WHAT THE TASK REQUIRES — Print the data exactly, leaving nothing out.

─── SUPPLIED DATA

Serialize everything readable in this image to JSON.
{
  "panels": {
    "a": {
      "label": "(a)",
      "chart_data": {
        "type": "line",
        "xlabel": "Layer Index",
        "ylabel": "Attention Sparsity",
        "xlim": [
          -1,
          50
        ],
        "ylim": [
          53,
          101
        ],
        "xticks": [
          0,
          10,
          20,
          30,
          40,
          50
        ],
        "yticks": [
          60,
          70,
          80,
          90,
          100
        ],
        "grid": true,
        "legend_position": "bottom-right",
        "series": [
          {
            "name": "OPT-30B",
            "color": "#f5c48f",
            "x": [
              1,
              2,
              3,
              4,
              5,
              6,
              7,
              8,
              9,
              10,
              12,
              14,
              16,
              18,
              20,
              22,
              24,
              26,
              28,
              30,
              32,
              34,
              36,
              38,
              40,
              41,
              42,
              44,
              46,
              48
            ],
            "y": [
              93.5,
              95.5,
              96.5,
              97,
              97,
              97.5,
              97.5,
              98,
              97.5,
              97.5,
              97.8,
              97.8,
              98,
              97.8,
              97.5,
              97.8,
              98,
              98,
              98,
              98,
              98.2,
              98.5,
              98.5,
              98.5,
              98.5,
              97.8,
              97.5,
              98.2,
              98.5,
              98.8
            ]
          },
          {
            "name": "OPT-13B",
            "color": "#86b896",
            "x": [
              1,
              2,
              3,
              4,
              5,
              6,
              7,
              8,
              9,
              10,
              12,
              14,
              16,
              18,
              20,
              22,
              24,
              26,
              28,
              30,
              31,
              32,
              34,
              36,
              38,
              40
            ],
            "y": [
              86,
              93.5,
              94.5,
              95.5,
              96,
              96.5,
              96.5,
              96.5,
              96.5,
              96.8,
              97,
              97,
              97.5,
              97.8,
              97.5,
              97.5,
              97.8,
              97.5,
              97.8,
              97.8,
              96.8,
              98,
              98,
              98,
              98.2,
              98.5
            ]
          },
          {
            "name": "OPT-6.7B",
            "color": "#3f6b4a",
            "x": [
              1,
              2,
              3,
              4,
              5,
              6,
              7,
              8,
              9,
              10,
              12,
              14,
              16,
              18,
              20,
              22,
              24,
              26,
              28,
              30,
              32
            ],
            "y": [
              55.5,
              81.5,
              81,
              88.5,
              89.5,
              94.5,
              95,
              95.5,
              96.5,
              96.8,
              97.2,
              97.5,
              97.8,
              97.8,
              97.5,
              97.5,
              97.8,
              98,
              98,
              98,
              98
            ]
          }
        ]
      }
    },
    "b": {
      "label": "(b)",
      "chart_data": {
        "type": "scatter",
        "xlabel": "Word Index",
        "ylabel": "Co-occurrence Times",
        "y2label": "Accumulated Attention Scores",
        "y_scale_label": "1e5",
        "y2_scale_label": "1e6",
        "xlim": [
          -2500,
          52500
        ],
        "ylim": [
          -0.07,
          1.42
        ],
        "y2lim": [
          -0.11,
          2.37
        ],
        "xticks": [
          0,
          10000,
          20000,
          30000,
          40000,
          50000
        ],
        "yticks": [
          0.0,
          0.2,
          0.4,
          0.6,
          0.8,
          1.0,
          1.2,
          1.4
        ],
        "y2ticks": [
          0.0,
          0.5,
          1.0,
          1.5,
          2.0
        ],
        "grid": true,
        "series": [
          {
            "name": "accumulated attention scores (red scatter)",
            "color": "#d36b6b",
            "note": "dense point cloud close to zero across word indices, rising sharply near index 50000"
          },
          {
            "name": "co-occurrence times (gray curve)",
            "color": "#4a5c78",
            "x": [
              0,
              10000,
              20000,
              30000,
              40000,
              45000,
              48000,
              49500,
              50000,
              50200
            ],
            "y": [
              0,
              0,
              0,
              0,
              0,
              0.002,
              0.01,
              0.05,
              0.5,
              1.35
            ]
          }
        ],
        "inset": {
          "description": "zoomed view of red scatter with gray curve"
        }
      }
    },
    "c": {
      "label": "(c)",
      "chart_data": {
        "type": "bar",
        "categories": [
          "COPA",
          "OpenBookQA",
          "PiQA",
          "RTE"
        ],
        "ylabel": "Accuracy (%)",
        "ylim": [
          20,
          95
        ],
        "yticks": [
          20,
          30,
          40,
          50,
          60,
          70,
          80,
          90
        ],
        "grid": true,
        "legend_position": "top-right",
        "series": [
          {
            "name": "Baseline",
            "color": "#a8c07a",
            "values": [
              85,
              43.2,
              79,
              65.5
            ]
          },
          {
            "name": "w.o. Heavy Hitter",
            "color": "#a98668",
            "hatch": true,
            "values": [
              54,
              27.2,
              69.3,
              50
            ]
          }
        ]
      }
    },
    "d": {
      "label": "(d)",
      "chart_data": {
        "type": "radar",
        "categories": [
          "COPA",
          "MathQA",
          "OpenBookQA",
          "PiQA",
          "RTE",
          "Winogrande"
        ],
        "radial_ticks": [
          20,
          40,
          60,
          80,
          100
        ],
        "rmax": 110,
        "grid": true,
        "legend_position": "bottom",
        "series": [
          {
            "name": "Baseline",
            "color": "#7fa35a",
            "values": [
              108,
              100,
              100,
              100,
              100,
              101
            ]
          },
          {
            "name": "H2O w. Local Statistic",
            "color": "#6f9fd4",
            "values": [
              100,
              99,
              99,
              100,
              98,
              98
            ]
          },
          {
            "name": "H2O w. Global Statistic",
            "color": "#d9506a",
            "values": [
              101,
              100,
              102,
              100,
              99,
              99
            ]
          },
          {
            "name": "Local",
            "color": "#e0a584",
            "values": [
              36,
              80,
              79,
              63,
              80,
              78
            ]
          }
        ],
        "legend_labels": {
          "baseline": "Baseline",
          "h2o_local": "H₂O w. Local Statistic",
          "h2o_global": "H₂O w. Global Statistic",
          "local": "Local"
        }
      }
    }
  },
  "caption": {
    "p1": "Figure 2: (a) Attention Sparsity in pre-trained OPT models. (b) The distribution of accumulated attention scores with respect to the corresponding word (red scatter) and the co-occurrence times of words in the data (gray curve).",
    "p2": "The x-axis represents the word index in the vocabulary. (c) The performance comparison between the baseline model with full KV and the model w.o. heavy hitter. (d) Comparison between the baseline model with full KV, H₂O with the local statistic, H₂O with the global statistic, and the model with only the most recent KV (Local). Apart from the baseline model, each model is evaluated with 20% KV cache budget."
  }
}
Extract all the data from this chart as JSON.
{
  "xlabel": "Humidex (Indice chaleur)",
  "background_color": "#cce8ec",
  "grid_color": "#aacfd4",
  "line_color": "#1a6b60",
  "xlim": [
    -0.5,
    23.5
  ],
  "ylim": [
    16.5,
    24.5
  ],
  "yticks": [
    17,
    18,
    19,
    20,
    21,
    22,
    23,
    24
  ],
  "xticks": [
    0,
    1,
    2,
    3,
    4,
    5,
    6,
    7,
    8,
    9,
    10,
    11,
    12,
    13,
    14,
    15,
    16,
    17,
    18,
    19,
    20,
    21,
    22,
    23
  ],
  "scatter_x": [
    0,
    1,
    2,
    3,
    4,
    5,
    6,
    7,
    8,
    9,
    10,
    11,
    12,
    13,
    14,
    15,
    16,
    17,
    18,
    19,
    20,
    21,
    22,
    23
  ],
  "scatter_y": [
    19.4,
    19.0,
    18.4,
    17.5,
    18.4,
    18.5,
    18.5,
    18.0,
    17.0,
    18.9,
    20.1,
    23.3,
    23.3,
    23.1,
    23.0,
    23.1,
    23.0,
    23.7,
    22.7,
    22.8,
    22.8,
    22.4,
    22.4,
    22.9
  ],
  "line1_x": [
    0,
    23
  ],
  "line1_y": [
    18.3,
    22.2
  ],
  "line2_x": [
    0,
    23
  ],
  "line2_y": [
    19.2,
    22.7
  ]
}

──────

RESPONSE TO THIS EXERCISE —
Serialize everything readable in this image to JSON.
{
  "panels": {
    "a": {
      "label": "(a)",
      "chart_data": {
        "type": "line",
        "xlabel": "Layer Index",
        "ylabel": "Attention Sparsity",
        "xlim": [
          -1,
          50
        ],
        "ylim": [
          53,
          101
        ],
        "xticks": [
          0,
          10,
          20,
          30,
          40,
          50
        ],
        "yticks": [
          60,
          70,
          80,
          90,
          100
        ],
        "grid": true,
        "legend_position": "bottom-right",
        "series": [
          {
            "name": "OPT-30B",
            "color": "#f5c48f",
            "x": [
              1,
              2,
              3,
              4,
              5,
              6,
              7,
              8,
              9,
              10,
              12,
              14,
              16,
              18,
              20,
              22,
              24,
              26,
              28,
              30,
              32,
              34,
              36,
              38,
              40,
              41,
              42,
              44,
              46,
              48
            ],
            "y": [
              93.5,
              95.5,
              96.5,
              97,
              97,
              97.5,
              97.5,
              98,
              97.5,
              97.5,
              97.8,
              97.8,
              98,
              97.8,
              97.5,
              97.8,
              98,
              98,
              98,
              98,
              98.2,
              98.5,
              98.5,
              98.5,
              98.5,
              97.8,
              97.5,
              98.2,
              98.5,
              98.8
            ]
          },
          {
            "name": "OPT-13B",
            "color": "#86b896",
            "x": [
              1,
              2,
              3,
              4,
              5,
              6,
              7,
              8,
              9,
              10,
              12,
              14,
              16,
              18,
              20,
              22,
              24,
              26,
              28,
              30,
              31,
              32,
              34,
              36,
              38,
              40
            ],
            "y": [
              86,
              93.5,
              94.5,
              95.5,
              96,
              96.5,
              96.5,
              96.5,
              96.5,
              96.8,
              97,
              97,
              97.5,
              97.8,
              97.5,
              97.5,
              97.8,
              97.5,
              97.8,
              97.8,
              96.8,
              98,
              98,
              98,
              98.2,
              98.5
            ]
          },
          {
            "name": "OPT-6.7B",
            "color": "#3f6b4a",
            "x": [
              1,
              2,
              3,
              4,
              5,
              6,
              7,
              8,
              9,
              10,
              12,
              14,
              16,
              18,
              20,
              22,
              24,
              26,
              28,
              30,
              32
            ],
            "y": [
              55.5,
              81.5,
              81,
              88.5,
              89.5,
              94.5,
              95,
              95.5,
              96.5,
              96.8,
              97.2,
              97.5,
              97.8,
              97.8,
              97.5,
              97.5,
              97.8,
              98,
              98,
              98,
              98
            ]
          }
        ]
      }
    },
    "b": {
      "label": "(b)",
      "chart_data": {
        "type": "scatter",
        "xlabel": "Word Index",
        "ylabel": "Co-occurrence Times",
        "y2label": "Accumulated Attention Scores",
        "y_scale_label": "1e5",
        "y2_scale_label": "1e6",
        "xlim": [
          -2500,
          52500
        ],
        "ylim": [
          -0.07,
          1.42
        ],
        "y2lim": [
          -0.11,
          2.37
        ],
        "xticks": [
          0,
          10000,
          20000,
          30000,
          40000,
          50000
        ],
        "yticks": [
          0.0,
          0.2,
          0.4,
          0.6,
          0.8,
          1.0,
          1.2,
          1.4
        ],
        "y2ticks": [
          0.0,
          0.5,
          1.0,
          1.5,
          2.0
        ],
        "grid": true,
        "series": [
          {
            "name": "accumulated attention scores (red scatter)",
            "color": "#d36b6b",
            "note": "dense point cloud close to zero across word indices, rising sharply near index 50000"
          },
          {
            "name": "co-occurrence times (gray curve)",
            "color": "#4a5c78",
            "x": [
              0,
              10000,
              20000,
              30000,
              40000,
              45000,
              48000,
              49500,
              50000,
              50200
            ],
            "y": [
              0,
              0,
              0,
              0,
              0,
              0.002,
              0.01,
              0.05,
              0.5,
              1.35
            ]
          }
        ],
        "inset": {
          "description": "zoomed view of red scatter with gray curve"
        }
      }
    },
    "c": {
      "label": "(c)",
      "chart_data": {
        "type": "bar",
        "categories": [
          "COPA",
          "OpenBookQA",
          "PiQA",
          "RTE"
        ],
        "ylabel": "Accuracy (%)",
        "ylim": [
          20,
          95
        ],
        "yticks": [
          20,
          30,
          40,
          50,
          60,
          70,
          80,
          90
        ],
        "grid": true,
        "legend_position": "top-right",
        "series": [
          {
            "name": "Baseline",
            "color": "#a8c07a",
            "values": [
              85,
              43.2,
              79,
              65.5
            ]
          },
          {
            "name": "w.o. Heavy Hitter",
            "color": "#a98668",
            "hatch": true,
            "values": [
              54,
              27.2,
              69.3,
              50
            ]
          }
        ]
      }
    },
    "d": {
      "label": "(d)",
      "chart_data": {
        "type": "radar",
        "categories": [
          "COPA",
          "MathQA",
          "OpenBookQA",
          "PiQA",
          "RTE",
          "Winogrande"
        ],
        "radial_ticks": [
          20,
          40,
          60,
          80,
          100
        ],
        "rmax": 110,
        "grid": true,
        "legend_position": "bottom",
        "series": [
          {
            "name": "Baseline",
            "color": "#7fa35a",
            "values": [
              108,
              100,
              100,
              100,
              100,
              101
            ]
          },
          {
            "name": "H2O w. Local Statistic",
            "color": "#6f9fd4",
            "values": [
              100,
              99,
              99,
              100,
              98,
              98
            ]
          },
          {
            "name": "H2O w. Global Statistic",
            "color": "#d9506a",
            "values": [
              101,
              100,
              102,
              100,
              99,
              99
            ]
          },
          {
            "name": "Local",
            "color": "#e0a584",
            "values": [
              36,
              80,
              79,
              63,
              80,
              78
            ]
          }
        ],
        "legend_labels": {
          "baseline": "Baseline",
          "h2o_local": "H₂O w. Local Statistic",
          "h2o_global": "H₂O w. Global Statistic",
          "local": "Local"
        }
      }
    }
  },
  "caption": {
    "p1": "Figure 2: (a) Attention Sparsity in pre-trained OPT models. (b) The distribution of accumulated attention scores with respect to the corresponding word (red scatter) and the co-occurrence times of words in the data (gray curve).",
    "p2": "The x-axis represents the word index in the vocabulary. (c) The performance comparison between the baseline model with full KV and the model w.o. heavy hitter. (d) Comparison between the baseline model with full KV, H₂O with the local statistic, H₂O with the global statistic, and the model with only the most recent KV (Local). Apart from the baseline model, each model is evaluated with 20% KV cache budget."
  }
}
Extract all the data from this chart as JSON.
{
  "xlabel": "Humidex (Indice chaleur)",
  "background_color": "#cce8ec",
  "grid_color": "#aacfd4",
  "line_color": "#1a6b60",
  "xlim": [
    -0.5,
    23.5
  ],
  "ylim": [
    16.5,
    24.5
  ],
  "yticks": [
    17,
    18,
    19,
    20,
    21,
    22,
    23,
    24
  ],
  "xticks": [
    0,
    1,
    2,
    3,
    4,
    5,
    6,
    7,
    8,
    9,
    10,
    11,
    12,
    13,
    14,
    15,
    16,
    17,
    18,
    19,
    20,
    21,
    22,
    23
  ],
  "scatter_x": [
    0,
    1,
    2,
    3,
    4,
    5,
    6,
    7,
    8,
    9,
    10,
    11,
    12,
    13,
    14,
    15,
    16,
    17,
    18,
    19,
    20,
    21,
    22,
    23
  ],
  "scatter_y": [
    19.4,
    19.0,
    18.4,
    17.5,
    18.4,
    18.5,
    18.5,
    18.0,
    17.0,
    18.9,
    20.1,
    23.3,
    23.3,
    23.1,
    23.0,
    23.1,
    23.0,
    23.7,
    22.7,
    22.8,
    22.8,
    22.4,
    22.4,
    22.9
  ],
  "line1_x": [
    0,
    23
  ],
  "line1_y": [
    18.3,
    22.2
  ],
  "line2_x": [
    0,
    23
  ],
  "line2_y": [
    19.2,
    22.7
  ]
}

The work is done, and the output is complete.